■ EXERCISE GOAL: Say how many lines contain "Skizze", using only the number.

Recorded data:
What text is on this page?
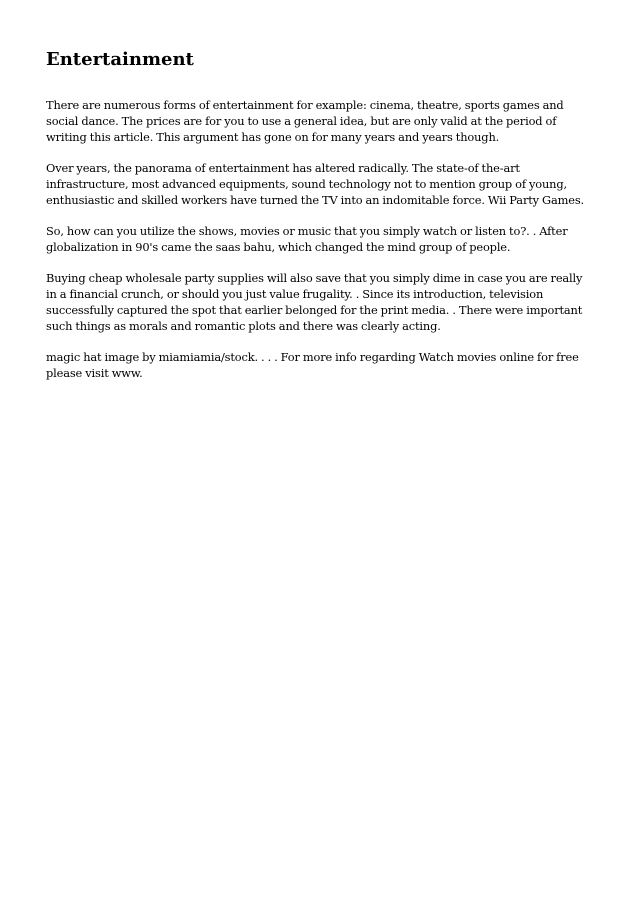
Entertainment

There are numerous forms of entertainment for example: cinema, theatre, sports games and social dance. The prices are for you to use a general idea, but are only valid at the period of writing this article. This argument has gone on for many years and years though.

Over years, the panorama of entertainment has altered radically. The state-of the-art infrastructure, most advanced equipments, sound technology not to mention group of young, enthusiastic and skilled workers have turned the TV into an indomitable force. Wii Party Games.

So, how can you utilize the shows, movies or music that you simply watch or listen to?. . After globalization in 90's came the saas bahu, which changed the mind group of people.

Buying cheap wholesale party supplies will also save that you simply dime in case you are really in a financial crunch, or should you just value frugality. . Since its introduction, television successfully captured the spot that earlier belonged for the print media. . There were important such things as morals and romantic plots and there was clearly acting.

magic hat image by miamiamia/stock. . . . For more info regarding Watch movies online for free please visit www.
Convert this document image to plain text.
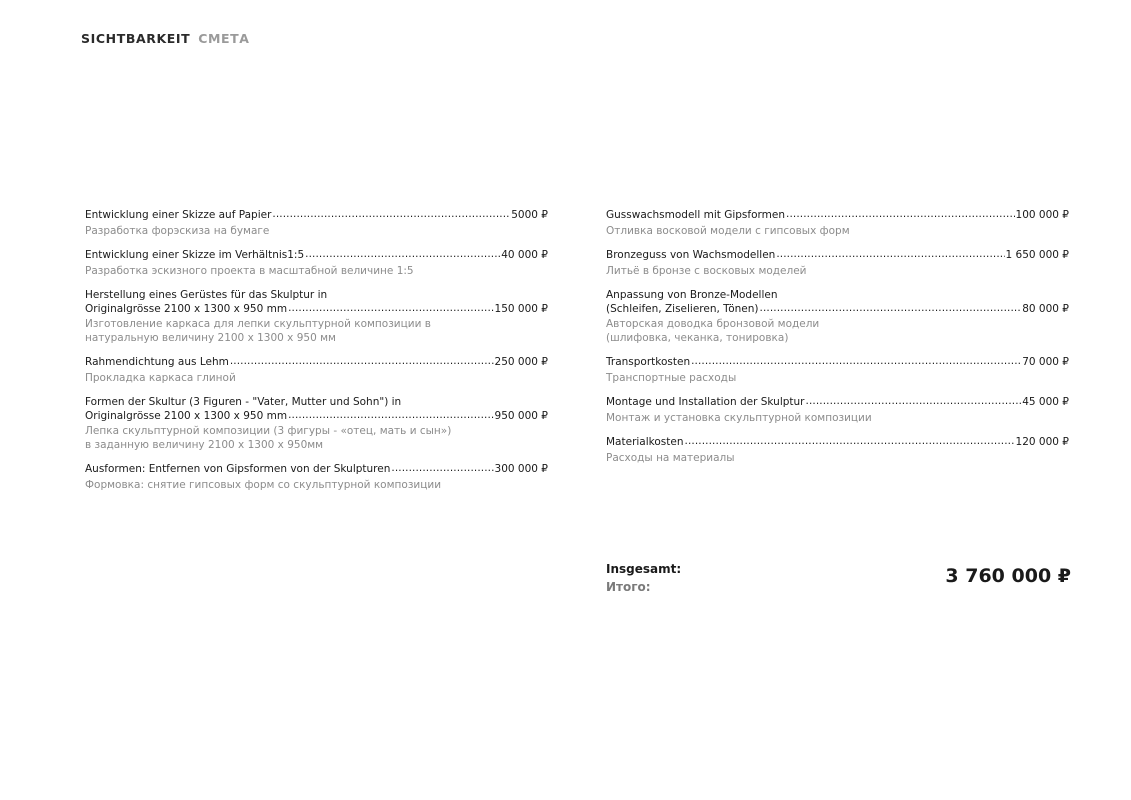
SICHTBARKEIT СМЕТА
Entwicklung einer Skizze auf Papier .....	5000 ₽
Разработка форэскиза на бумаге
Entwicklung einer Skizze im Verhältnis1:5 .....	40 000 ₽
Разработка эскизного проекта в масштабной величине 1:5
Herstellung eines Gerüstes für das Skulptur in
Originalgrösse 2100 x 1300 x 950 mm .....	150 000 ₽
Изготовление каркаса для лепки скульптурной композиции в
натуральную величину 2100 х 1300 х 950 мм
Rahmendichtung aus Lehm .....	250 000 ₽
Прокладка каркаса глиной
Formen der Skultur (3 Figuren - "Vater, Mutter und Sohn") in
Originalgrösse 2100 x 1300 x 950 mm .....	950 000 ₽
Лепка скульптурной композиции (3 фигуры - «отец, мать и сын»)
в заданную величину 2100 х 1300 х 950мм
Ausformen: Entfernen von Gipsformen von der Skulpturen .....	300 000 ₽
Формовка: снятие гипсовых форм со скульптурной композиции
Gusswachsmodell mit Gipsformen .....	100 000 ₽
Отливка восковой модели с гипсовых форм
Bronzeguss von Wachsmodellen .....	1 650 000 ₽
Литьё в бронзе с восковых моделей
Anpassung von Bronze-Modellen
(Schleifen, Ziselieren, Tönen) .....	80 000 ₽
Авторская доводка бронзовой модели
(шлифовка, чеканка, тонировка)
Transportkosten .....	70 000 ₽
Транспортные расходы
Montage und Installation der Skulptur .....	45 000 ₽
Монтаж и установка скульптурной композиции
Materialkosten .....	120 000 ₽
Расходы на материалы
Insgesamt:
Итого:	3 760 000 ₽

■ CORRECT RESULT: 2